> Goal
Extract every entry word for word. Skip the pictures.

--- Input material ---

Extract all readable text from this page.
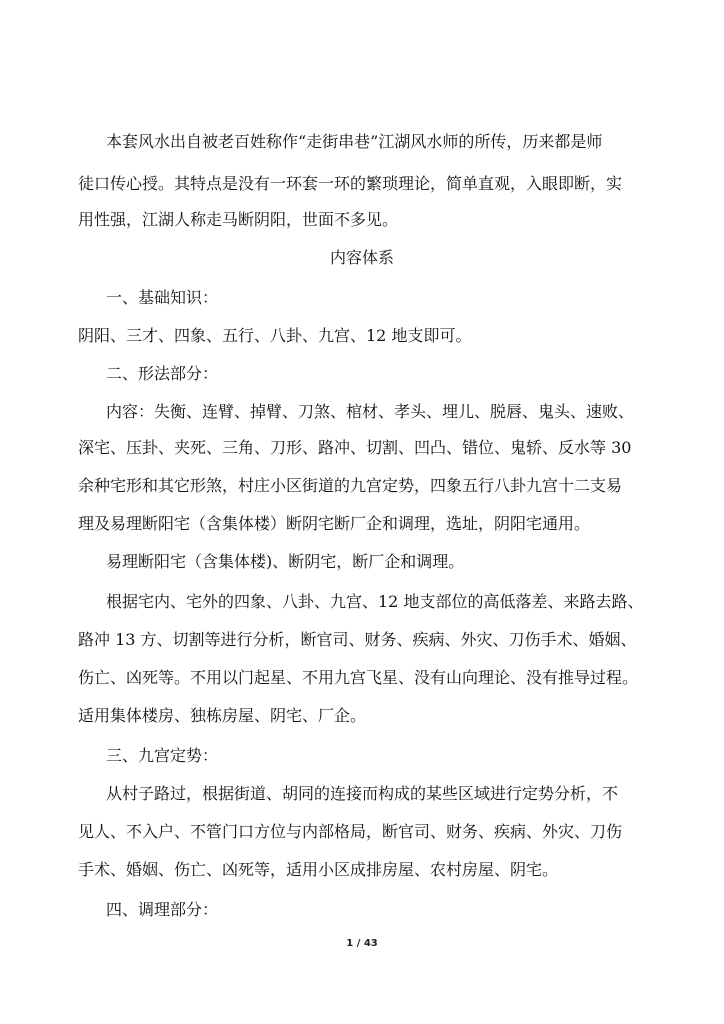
本套风水出自被老百姓称作“走街串巷”江湖风水师的所传，历来都是师
徒口传心授。其特点是没有一环套一环的繁琐理论，简单直观，入眼即断，实
用性强，江湖人称走马断阴阳，世面不多见。
内容体系
一、基础知识：
阴阳、三才、四象、五行、八卦、九宫、12 地支即可。
二、形法部分：
内容：失衡、连臂、掉臂、刀煞、棺材、孝头、埋儿、脱唇、鬼头、速败、
深宅、压卦、夹死、三角、刀形、路冲、切割、凹凸、错位、鬼轿、反水等 30
余种宅形和其它形煞，村庄小区街道的九宫定势，四象五行八卦九宫十二支易
理及易理断阳宅（含集体楼）断阴宅断厂企和调理，选址，阴阳宅通用。
易理断阳宅（含集体楼)、断阴宅，断厂企和调理。
根据宅内、宅外的四象、八卦、九宫、12 地支部位的高低落差、来路去路、
路冲 13 方、切割等进行分析，断官司、财务、疾病、外灾、刀伤手术、婚姻、
伤亡、凶死等。不用以门起星、不用九宫飞星、没有山向理论、没有推导过程。
适用集体楼房、独栋房屋、阴宅、厂企。
三、九宫定势：
从村子路过，根据街道、胡同的连接而构成的某些区域进行定势分析，不
见人、不入户、不管门口方位与内部格局，断官司、财务、疾病、外灾、刀伤
手术、婚姻、伤亡、凶死等，适用小区成排房屋、农村房屋、阴宅。
四、调理部分：
1 / 43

---

> Result of the task
Extract all readable text from this page.
本套风水出自被老百姓称作“走街串巷”江湖风水师的所传，历来都是师
徒口传心授。其特点是没有一环套一环的繁琐理论，简单直观，入眼即断，实
用性强，江湖人称走马断阴阳，世面不多见。
内容体系
一、基础知识：
阴阳、三才、四象、五行、八卦、九宫、12 地支即可。
二、形法部分：
内容：失衡、连臂、掉臂、刀煞、棺材、孝头、埋儿、脱唇、鬼头、速败、
深宅、压卦、夹死、三角、刀形、路冲、切割、凹凸、错位、鬼轿、反水等 30
余种宅形和其它形煞，村庄小区街道的九宫定势，四象五行八卦九宫十二支易
理及易理断阳宅（含集体楼）断阴宅断厂企和调理，选址，阴阳宅通用。
易理断阳宅（含集体楼)、断阴宅，断厂企和调理。
根据宅内、宅外的四象、八卦、九宫、12 地支部位的高低落差、来路去路、
路冲 13 方、切割等进行分析，断官司、财务、疾病、外灾、刀伤手术、婚姻、
伤亡、凶死等。不用以门起星、不用九宫飞星、没有山向理论、没有推导过程。
适用集体楼房、独栋房屋、阴宅、厂企。
三、九宫定势：
从村子路过，根据街道、胡同的连接而构成的某些区域进行定势分析，不
见人、不入户、不管门口方位与内部格局，断官司、财务、疾病、外灾、刀伤
手术、婚姻、伤亡、凶死等，适用小区成排房屋、农村房屋、阴宅。
四、调理部分：
1 / 43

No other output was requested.